__WORK REQUIRED__
Look through the records that follow. Copy every line containing the word "ffffff".

[Figure dataset records]
· · ·

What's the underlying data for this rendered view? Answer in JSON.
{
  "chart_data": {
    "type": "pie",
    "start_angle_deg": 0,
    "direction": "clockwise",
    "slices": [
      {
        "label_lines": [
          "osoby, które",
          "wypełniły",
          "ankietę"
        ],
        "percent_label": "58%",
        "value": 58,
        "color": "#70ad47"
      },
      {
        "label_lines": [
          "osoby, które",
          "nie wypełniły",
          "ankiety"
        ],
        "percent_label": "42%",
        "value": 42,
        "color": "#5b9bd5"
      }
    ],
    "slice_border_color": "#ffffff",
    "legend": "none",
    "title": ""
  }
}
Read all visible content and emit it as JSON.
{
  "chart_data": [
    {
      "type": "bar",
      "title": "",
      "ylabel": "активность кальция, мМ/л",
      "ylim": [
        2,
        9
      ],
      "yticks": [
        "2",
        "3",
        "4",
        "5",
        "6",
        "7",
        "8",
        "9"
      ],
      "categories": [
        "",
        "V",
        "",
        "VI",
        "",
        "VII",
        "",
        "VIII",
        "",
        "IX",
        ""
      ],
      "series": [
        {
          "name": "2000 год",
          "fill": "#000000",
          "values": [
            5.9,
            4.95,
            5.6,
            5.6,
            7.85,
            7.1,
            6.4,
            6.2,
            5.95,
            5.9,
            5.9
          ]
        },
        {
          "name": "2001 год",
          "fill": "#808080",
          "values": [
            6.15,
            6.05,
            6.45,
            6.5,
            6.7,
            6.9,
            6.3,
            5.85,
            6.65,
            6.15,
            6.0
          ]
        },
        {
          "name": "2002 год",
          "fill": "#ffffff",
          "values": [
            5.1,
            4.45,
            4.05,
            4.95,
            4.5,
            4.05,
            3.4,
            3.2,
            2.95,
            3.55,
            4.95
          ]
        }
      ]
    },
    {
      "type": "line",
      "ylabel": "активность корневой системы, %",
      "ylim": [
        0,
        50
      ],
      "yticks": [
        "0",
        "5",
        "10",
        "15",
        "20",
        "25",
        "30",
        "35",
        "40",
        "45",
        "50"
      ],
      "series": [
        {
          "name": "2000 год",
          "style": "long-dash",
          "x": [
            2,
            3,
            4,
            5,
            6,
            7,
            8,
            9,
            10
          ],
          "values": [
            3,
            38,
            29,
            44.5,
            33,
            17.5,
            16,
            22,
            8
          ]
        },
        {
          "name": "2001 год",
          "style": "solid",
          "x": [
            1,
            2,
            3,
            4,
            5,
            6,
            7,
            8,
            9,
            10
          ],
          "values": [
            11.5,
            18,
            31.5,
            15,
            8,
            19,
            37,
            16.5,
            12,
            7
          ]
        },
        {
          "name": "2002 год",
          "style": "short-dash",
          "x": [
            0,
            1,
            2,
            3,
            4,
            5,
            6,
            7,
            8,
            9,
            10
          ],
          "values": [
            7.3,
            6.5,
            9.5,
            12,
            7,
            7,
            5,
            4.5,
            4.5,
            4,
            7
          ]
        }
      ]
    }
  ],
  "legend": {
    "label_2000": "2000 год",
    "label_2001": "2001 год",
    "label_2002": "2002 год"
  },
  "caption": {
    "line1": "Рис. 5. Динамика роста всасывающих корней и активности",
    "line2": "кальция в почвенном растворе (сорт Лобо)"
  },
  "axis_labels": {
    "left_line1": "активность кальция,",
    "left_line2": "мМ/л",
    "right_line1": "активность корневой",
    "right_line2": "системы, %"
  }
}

· · ·

__SOLUTION__
    "slice_border_color": "#ffffff",
          "fill": "#ffffff",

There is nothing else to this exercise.